• **Records contained in a dataset**:

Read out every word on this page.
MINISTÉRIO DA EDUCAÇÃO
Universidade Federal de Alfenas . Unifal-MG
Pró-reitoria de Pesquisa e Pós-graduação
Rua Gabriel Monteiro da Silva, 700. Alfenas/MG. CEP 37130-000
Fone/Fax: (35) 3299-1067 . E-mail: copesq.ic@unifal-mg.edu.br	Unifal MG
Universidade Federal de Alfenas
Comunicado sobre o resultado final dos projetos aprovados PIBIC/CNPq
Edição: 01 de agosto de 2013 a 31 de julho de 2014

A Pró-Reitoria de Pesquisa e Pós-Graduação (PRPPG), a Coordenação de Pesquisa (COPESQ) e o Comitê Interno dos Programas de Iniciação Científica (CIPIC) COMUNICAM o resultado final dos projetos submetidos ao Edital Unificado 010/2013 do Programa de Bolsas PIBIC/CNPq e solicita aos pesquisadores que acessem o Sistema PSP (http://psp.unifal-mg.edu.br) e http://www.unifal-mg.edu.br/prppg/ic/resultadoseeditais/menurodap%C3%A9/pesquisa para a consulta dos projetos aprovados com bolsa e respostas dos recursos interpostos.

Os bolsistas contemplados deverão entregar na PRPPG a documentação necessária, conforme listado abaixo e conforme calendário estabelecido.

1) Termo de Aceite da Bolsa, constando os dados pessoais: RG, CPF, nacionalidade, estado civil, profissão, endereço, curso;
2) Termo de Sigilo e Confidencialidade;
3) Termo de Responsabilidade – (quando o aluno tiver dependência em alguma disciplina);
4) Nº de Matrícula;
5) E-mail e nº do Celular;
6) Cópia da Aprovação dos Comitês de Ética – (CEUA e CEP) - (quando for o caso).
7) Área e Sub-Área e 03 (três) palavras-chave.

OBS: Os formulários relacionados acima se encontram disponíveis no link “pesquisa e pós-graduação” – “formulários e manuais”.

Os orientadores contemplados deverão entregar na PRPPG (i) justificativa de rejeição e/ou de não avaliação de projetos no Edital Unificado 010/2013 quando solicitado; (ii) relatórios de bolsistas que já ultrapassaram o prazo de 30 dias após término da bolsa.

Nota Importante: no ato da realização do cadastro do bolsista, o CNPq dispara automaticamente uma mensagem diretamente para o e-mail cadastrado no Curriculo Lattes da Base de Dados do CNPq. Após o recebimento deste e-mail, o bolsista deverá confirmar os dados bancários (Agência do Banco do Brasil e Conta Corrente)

...

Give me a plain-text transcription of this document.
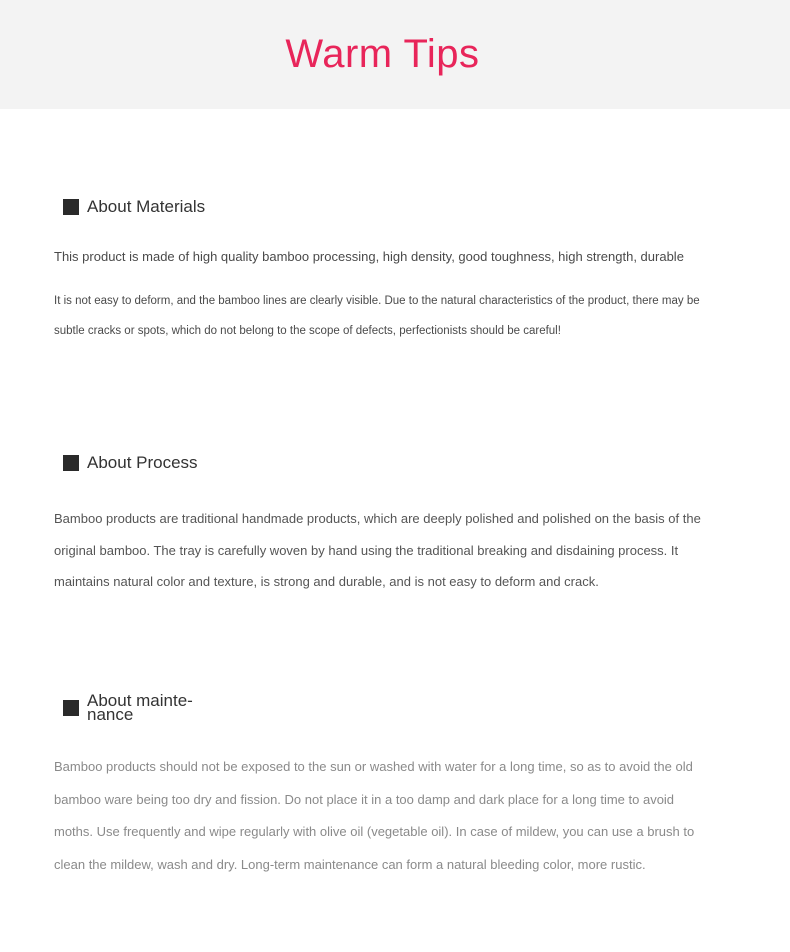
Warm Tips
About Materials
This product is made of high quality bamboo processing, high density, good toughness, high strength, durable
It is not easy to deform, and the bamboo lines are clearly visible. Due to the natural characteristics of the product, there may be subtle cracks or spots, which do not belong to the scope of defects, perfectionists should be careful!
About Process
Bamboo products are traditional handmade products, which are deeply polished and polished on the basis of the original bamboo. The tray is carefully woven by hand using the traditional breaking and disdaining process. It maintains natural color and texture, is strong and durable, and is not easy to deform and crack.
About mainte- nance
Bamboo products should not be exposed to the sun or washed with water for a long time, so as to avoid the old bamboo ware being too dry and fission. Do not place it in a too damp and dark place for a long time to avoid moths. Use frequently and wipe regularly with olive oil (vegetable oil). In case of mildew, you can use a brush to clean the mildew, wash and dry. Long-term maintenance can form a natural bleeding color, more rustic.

• **TASK GOAL**: Filter the listing for the word "which" and copy every line that holds it.

• **RESPONSE FOR THIS EXERCISE**:
It is not easy to deform, and the bamboo lines are clearly visible. Due to the natural characteristics of the product, there may be subtle cracks or spots, which do not belong to the scope of defects, perfectionists should be careful!
Bamboo products are traditional handmade products, which are deeply polished and polished on the basis of the original bamboo. The tray is carefully woven by hand using the traditional breaking and disdaining process. It maintains natural color and texture, is strong and durable, and is not easy to deform and crack.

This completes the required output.